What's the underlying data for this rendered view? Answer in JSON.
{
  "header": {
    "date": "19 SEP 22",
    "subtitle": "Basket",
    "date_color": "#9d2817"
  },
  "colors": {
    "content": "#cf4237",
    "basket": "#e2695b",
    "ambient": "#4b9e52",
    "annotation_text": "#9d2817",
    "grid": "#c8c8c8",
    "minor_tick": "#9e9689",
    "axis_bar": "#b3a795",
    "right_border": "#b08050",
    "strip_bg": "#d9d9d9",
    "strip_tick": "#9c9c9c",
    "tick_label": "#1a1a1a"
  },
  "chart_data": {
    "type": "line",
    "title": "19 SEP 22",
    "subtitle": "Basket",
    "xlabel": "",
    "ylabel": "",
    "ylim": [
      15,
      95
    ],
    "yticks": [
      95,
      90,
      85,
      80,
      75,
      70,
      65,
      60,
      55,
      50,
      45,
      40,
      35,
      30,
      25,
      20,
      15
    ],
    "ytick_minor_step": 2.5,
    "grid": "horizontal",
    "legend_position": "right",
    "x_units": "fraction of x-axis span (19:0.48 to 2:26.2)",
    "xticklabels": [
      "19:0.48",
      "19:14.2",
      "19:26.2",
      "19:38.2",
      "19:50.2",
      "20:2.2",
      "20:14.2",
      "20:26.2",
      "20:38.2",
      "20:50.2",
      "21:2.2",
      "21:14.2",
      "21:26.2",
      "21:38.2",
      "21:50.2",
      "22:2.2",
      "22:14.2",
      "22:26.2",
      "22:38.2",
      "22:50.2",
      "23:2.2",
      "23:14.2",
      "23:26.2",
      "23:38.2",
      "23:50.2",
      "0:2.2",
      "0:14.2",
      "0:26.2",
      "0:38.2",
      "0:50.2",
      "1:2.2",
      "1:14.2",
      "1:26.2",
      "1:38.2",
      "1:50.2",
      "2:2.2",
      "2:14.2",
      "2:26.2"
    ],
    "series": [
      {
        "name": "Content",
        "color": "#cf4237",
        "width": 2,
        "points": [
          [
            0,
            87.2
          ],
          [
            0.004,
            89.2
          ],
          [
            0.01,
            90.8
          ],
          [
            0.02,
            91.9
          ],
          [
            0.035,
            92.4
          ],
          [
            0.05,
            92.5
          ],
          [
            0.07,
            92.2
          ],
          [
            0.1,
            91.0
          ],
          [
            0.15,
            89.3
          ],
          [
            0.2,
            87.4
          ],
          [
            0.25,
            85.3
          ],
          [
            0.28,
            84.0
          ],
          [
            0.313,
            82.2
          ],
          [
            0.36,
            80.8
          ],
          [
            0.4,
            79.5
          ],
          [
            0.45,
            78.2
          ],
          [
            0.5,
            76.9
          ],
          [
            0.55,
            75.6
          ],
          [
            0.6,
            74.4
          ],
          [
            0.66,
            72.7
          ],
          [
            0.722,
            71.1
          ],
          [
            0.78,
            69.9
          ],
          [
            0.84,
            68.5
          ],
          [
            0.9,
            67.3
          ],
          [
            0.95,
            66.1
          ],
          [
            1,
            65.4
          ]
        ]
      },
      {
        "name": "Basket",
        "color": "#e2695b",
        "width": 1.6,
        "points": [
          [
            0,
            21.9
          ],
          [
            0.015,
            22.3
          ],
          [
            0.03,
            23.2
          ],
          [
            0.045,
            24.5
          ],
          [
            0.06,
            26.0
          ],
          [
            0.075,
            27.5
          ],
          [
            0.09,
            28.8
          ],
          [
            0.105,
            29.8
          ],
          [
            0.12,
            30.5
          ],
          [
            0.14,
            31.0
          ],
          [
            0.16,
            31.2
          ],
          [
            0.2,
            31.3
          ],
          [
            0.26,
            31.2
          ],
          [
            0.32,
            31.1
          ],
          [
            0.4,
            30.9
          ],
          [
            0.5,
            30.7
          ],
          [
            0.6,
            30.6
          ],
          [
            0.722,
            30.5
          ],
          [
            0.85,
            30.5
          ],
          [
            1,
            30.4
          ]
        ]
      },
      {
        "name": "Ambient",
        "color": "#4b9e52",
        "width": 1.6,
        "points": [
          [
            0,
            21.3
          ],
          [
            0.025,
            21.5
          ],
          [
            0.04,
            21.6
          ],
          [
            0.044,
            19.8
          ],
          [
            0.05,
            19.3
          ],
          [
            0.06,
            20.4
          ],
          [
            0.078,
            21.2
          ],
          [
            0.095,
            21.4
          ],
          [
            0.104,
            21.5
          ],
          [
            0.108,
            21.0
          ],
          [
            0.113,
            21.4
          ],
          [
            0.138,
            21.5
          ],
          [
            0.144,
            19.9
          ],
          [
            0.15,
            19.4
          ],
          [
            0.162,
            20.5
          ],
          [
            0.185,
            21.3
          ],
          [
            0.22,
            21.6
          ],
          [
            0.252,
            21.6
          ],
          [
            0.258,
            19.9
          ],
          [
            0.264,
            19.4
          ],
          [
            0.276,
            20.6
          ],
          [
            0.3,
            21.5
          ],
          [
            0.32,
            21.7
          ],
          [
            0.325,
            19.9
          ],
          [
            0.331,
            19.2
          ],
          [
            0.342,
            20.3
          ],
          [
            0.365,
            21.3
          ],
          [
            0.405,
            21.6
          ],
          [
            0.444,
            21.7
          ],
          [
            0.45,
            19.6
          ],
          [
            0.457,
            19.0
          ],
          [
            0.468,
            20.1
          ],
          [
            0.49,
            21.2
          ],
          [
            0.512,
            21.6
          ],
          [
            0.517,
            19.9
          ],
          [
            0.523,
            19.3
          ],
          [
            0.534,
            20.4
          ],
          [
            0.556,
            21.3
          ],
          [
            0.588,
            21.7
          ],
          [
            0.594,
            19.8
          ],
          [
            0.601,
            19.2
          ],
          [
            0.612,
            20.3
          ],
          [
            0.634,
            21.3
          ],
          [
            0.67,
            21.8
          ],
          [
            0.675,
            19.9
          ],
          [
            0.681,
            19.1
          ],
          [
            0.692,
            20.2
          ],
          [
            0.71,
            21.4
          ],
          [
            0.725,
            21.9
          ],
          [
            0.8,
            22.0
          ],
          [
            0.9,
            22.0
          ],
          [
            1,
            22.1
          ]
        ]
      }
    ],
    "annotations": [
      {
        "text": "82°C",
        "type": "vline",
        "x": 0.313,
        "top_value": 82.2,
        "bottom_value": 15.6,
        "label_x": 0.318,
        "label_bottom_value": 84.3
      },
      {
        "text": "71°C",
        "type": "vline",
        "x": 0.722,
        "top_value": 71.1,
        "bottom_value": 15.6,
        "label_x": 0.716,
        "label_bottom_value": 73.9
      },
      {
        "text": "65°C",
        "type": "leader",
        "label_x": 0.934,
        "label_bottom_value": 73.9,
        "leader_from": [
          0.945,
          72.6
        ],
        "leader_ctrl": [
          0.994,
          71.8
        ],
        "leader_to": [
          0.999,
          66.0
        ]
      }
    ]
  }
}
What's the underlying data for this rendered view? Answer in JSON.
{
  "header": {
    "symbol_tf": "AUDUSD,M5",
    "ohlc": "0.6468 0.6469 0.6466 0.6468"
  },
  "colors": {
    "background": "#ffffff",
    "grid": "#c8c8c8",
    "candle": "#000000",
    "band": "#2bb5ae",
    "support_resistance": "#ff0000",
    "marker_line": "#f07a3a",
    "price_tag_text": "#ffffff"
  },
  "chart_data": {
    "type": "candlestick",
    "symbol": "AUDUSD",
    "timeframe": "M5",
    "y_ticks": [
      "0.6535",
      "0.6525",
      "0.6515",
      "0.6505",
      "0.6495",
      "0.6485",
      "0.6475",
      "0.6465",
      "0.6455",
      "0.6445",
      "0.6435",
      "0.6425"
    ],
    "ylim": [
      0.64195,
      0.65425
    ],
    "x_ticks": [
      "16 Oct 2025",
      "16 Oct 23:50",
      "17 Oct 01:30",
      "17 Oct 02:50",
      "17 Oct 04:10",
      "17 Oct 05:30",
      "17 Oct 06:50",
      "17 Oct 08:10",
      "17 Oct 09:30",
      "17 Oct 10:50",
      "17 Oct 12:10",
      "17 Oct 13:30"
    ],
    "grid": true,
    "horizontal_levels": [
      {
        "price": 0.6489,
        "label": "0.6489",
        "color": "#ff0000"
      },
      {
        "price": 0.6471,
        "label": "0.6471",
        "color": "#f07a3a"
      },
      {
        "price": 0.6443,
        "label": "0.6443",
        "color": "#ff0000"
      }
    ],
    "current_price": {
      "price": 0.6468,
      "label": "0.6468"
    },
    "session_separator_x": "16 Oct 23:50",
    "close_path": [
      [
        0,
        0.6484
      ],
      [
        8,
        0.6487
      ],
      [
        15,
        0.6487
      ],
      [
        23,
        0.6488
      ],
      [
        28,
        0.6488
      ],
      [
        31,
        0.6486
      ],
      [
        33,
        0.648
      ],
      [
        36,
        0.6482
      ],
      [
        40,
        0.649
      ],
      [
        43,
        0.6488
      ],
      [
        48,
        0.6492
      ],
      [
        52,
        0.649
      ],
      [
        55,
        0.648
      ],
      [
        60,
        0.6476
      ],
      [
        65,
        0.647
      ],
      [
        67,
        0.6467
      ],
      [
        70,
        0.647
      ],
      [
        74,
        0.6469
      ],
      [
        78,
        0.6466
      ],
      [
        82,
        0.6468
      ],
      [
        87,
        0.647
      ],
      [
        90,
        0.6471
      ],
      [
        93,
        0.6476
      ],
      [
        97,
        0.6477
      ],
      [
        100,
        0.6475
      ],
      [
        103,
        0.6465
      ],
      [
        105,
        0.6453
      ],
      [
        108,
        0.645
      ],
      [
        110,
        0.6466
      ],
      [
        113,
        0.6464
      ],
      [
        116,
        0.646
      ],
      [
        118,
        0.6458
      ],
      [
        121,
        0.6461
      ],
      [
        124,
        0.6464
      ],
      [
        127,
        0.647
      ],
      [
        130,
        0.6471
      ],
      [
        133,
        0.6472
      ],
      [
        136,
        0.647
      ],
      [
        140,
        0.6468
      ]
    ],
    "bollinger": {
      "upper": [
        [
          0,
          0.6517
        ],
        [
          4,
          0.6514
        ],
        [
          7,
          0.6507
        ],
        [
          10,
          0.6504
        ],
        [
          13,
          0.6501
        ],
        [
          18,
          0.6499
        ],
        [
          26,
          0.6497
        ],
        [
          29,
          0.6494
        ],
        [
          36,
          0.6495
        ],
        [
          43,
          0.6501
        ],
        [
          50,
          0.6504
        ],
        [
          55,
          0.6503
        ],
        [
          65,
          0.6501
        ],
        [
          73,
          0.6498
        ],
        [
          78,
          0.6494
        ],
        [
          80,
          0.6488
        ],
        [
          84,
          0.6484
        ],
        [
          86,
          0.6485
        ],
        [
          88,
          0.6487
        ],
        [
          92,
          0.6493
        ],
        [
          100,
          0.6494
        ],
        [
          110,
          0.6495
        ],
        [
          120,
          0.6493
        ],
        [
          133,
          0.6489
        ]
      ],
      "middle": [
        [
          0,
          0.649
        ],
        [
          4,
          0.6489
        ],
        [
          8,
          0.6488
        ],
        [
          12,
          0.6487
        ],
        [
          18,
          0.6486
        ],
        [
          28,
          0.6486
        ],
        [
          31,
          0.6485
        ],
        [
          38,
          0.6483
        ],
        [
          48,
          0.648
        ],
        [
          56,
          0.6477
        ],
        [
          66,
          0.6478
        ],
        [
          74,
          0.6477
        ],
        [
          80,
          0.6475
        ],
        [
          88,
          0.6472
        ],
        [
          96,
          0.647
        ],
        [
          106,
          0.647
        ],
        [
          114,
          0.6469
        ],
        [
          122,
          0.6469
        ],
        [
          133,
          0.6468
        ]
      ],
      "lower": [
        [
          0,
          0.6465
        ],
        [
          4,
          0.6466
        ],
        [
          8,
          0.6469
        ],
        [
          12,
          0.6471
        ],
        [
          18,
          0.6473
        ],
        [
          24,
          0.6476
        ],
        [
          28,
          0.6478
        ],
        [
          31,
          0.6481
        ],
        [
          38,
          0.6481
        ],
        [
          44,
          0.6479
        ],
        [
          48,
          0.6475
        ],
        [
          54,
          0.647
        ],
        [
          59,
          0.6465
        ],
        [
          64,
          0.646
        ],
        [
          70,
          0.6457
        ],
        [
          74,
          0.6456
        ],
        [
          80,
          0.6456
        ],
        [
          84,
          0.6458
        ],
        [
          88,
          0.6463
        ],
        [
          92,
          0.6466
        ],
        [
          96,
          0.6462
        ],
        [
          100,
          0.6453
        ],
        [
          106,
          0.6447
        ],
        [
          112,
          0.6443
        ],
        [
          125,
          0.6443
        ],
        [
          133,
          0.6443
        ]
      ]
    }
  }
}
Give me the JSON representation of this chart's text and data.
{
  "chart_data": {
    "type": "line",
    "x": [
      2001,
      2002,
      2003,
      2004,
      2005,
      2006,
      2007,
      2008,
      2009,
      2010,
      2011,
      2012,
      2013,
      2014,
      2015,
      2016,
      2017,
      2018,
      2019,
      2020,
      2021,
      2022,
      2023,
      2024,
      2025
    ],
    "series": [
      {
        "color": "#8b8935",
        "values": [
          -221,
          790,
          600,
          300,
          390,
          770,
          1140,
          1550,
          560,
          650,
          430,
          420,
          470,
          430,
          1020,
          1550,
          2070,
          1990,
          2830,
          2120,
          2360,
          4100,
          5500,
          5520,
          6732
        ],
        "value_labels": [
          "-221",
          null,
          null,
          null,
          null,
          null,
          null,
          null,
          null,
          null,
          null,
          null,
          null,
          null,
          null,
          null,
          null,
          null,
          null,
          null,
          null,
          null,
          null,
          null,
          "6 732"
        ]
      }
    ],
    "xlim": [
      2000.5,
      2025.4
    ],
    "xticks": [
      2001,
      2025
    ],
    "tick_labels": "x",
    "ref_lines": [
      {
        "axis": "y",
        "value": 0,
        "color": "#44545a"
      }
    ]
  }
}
_ _ _ _ _ _ _
(AIM) Go through the preceding material and copy each line that has the word "grid".

(COMPLETE OUTPUT)
    "grid": "#c8c8c8",
    "grid": "horizontal",
    "grid": "#c8c8c8",
    "grid": true,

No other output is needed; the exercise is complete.